======== Given records

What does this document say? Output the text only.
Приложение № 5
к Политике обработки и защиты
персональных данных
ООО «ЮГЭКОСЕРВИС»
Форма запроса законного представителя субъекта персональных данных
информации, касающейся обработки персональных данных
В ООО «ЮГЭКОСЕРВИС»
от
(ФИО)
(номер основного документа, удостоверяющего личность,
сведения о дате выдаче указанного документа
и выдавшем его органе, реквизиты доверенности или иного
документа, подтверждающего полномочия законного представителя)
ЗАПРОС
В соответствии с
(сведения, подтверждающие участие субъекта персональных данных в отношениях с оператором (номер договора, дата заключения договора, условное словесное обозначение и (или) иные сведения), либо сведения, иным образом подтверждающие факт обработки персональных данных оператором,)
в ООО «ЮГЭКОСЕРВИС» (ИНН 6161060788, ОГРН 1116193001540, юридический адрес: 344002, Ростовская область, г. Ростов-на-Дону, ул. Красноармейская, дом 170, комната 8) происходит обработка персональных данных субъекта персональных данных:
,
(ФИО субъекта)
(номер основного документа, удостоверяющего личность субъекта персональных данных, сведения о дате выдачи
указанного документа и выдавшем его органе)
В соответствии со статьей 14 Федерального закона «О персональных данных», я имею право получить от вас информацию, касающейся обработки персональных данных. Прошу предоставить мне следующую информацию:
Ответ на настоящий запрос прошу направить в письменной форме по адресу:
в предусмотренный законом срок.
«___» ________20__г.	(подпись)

================

**Exercise prompt**
Your task is to collect every line above that contains the word "соответствии".

**Solution to the exercise**
В соответствии с
В соответствии со статьей 14 Федерального закона «О персональных данных», я имею право получить от вас информацию, касающейся обработки персональных данных. Прошу предоставить мне следующую информацию:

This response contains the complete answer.